> _EXERCISE_
Extract the complete listing and repeat it word for word.
▬▬▬
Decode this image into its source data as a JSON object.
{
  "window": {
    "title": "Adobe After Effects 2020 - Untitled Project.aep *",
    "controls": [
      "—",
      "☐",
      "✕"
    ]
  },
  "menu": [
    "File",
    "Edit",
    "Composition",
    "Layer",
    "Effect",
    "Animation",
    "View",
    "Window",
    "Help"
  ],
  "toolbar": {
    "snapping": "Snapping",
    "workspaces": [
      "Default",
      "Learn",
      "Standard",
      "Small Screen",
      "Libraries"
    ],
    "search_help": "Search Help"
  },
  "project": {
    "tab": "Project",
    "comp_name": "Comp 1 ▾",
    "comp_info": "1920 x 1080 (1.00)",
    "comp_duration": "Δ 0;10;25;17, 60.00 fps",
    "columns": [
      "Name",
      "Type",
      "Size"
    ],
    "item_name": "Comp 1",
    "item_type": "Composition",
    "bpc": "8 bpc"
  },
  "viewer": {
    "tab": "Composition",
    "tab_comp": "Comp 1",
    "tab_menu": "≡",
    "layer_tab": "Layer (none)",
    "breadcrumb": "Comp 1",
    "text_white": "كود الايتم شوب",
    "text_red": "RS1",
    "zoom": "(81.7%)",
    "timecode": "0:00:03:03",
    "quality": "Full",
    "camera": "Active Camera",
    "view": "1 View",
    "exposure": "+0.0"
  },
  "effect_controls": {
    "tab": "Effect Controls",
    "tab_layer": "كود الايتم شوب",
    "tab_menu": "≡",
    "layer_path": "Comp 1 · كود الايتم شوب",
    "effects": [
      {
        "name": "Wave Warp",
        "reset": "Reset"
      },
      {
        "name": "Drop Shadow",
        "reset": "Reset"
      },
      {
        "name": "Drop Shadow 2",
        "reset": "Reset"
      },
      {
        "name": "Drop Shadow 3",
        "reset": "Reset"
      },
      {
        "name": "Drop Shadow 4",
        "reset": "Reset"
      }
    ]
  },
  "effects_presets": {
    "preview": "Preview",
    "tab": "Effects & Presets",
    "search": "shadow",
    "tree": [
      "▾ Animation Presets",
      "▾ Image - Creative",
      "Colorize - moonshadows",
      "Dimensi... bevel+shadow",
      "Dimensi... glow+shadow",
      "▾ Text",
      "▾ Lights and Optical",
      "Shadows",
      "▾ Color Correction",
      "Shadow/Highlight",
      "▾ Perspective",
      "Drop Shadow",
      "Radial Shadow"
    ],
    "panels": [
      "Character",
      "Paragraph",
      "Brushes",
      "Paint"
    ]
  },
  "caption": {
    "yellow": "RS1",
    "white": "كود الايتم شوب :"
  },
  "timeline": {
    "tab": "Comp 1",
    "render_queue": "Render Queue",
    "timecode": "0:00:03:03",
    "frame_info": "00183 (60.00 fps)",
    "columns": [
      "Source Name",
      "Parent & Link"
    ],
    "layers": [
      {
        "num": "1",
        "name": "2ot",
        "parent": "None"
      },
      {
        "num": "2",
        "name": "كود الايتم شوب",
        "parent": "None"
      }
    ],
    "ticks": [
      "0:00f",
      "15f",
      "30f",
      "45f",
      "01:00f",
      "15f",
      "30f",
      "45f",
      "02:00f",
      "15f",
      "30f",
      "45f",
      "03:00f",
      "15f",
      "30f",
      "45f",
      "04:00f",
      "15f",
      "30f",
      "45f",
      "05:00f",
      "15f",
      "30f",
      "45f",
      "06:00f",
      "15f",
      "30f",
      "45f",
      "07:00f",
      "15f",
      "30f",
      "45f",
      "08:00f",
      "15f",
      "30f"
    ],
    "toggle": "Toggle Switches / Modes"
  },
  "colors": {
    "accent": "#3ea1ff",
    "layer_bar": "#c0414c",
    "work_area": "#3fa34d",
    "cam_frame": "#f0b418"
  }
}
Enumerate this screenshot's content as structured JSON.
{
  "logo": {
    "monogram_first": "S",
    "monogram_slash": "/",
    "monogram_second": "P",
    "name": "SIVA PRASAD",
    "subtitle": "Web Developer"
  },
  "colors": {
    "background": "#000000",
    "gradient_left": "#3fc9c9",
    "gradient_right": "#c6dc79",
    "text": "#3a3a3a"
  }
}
▬▬▬
> _THE SOLUTION_
Decode this image into its source data as a JSON object.
{
  "window": {
    "title": "Adobe After Effects 2020 - Untitled Project.aep *",
    "controls": [
      "—",
      "☐",
      "✕"
    ]
  },
  "menu": [
    "File",
    "Edit",
    "Composition",
    "Layer",
    "Effect",
    "Animation",
    "View",
    "Window",
    "Help"
  ],
  "toolbar": {
    "snapping": "Snapping",
    "workspaces": [
      "Default",
      "Learn",
      "Standard",
      "Small Screen",
      "Libraries"
    ],
    "search_help": "Search Help"
  },
  "project": {
    "tab": "Project",
    "comp_name": "Comp 1 ▾",
    "comp_info": "1920 x 1080 (1.00)",
    "comp_duration": "Δ 0;10;25;17, 60.00 fps",
    "columns": [
      "Name",
      "Type",
      "Size"
    ],
    "item_name": "Comp 1",
    "item_type": "Composition",
    "bpc": "8 bpc"
  },
  "viewer": {
    "tab": "Composition",
    "tab_comp": "Comp 1",
    "tab_menu": "≡",
    "layer_tab": "Layer (none)",
    "breadcrumb": "Comp 1",
    "text_white": "كود الايتم شوب",
    "text_red": "RS1",
    "zoom": "(81.7%)",
    "timecode": "0:00:03:03",
    "quality": "Full",
    "camera": "Active Camera",
    "view": "1 View",
    "exposure": "+0.0"
  },
  "effect_controls": {
    "tab": "Effect Controls",
    "tab_layer": "كود الايتم شوب",
    "tab_menu": "≡",
    "layer_path": "Comp 1 · كود الايتم شوب",
    "effects": [
      {
        "name": "Wave Warp",
        "reset": "Reset"
      },
      {
        "name": "Drop Shadow",
        "reset": "Reset"
      },
      {
        "name": "Drop Shadow 2",
        "reset": "Reset"
      },
      {
        "name": "Drop Shadow 3",
        "reset": "Reset"
      },
      {
        "name": "Drop Shadow 4",
        "reset": "Reset"
      }
    ]
  },
  "effects_presets": {
    "preview": "Preview",
    "tab": "Effects & Presets",
    "search": "shadow",
    "tree": [
      "▾ Animation Presets",
      "▾ Image - Creative",
      "Colorize - moonshadows",
      "Dimensi... bevel+shadow",
      "Dimensi... glow+shadow",
      "▾ Text",
      "▾ Lights and Optical",
      "Shadows",
      "▾ Color Correction",
      "Shadow/Highlight",
      "▾ Perspective",
      "Drop Shadow",
      "Radial Shadow"
    ],
    "panels": [
      "Character",
      "Paragraph",
      "Brushes",
      "Paint"
    ]
  },
  "caption": {
    "yellow": "RS1",
    "white": "كود الايتم شوب :"
  },
  "timeline": {
    "tab": "Comp 1",
    "render_queue": "Render Queue",
    "timecode": "0:00:03:03",
    "frame_info": "00183 (60.00 fps)",
    "columns": [
      "Source Name",
      "Parent & Link"
    ],
    "layers": [
      {
        "num": "1",
        "name": "2ot",
        "parent": "None"
      },
      {
        "num": "2",
        "name": "كود الايتم شوب",
        "parent": "None"
      }
    ],
    "ticks": [
      "0:00f",
      "15f",
      "30f",
      "45f",
      "01:00f",
      "15f",
      "30f",
      "45f",
      "02:00f",
      "15f",
      "30f",
      "45f",
      "03:00f",
      "15f",
      "30f",
      "45f",
      "04:00f",
      "15f",
      "30f",
      "45f",
      "05:00f",
      "15f",
      "30f",
      "45f",
      "06:00f",
      "15f",
      "30f",
      "45f",
      "07:00f",
      "15f",
      "30f",
      "45f",
      "08:00f",
      "15f",
      "30f"
    ],
    "toggle": "Toggle Switches / Modes"
  },
  "colors": {
    "accent": "#3ea1ff",
    "layer_bar": "#c0414c",
    "work_area": "#3fa34d",
    "cam_frame": "#f0b418"
  }
}
Enumerate this screenshot's content as structured JSON.
{
  "logo": {
    "monogram_first": "S",
    "monogram_slash": "/",
    "monogram_second": "P",
    "name": "SIVA PRASAD",
    "subtitle": "Web Developer"
  },
  "colors": {
    "background": "#000000",
    "gradient_left": "#3fc9c9",
    "gradient_right": "#c6dc79",
    "text": "#3a3a3a"
  }
}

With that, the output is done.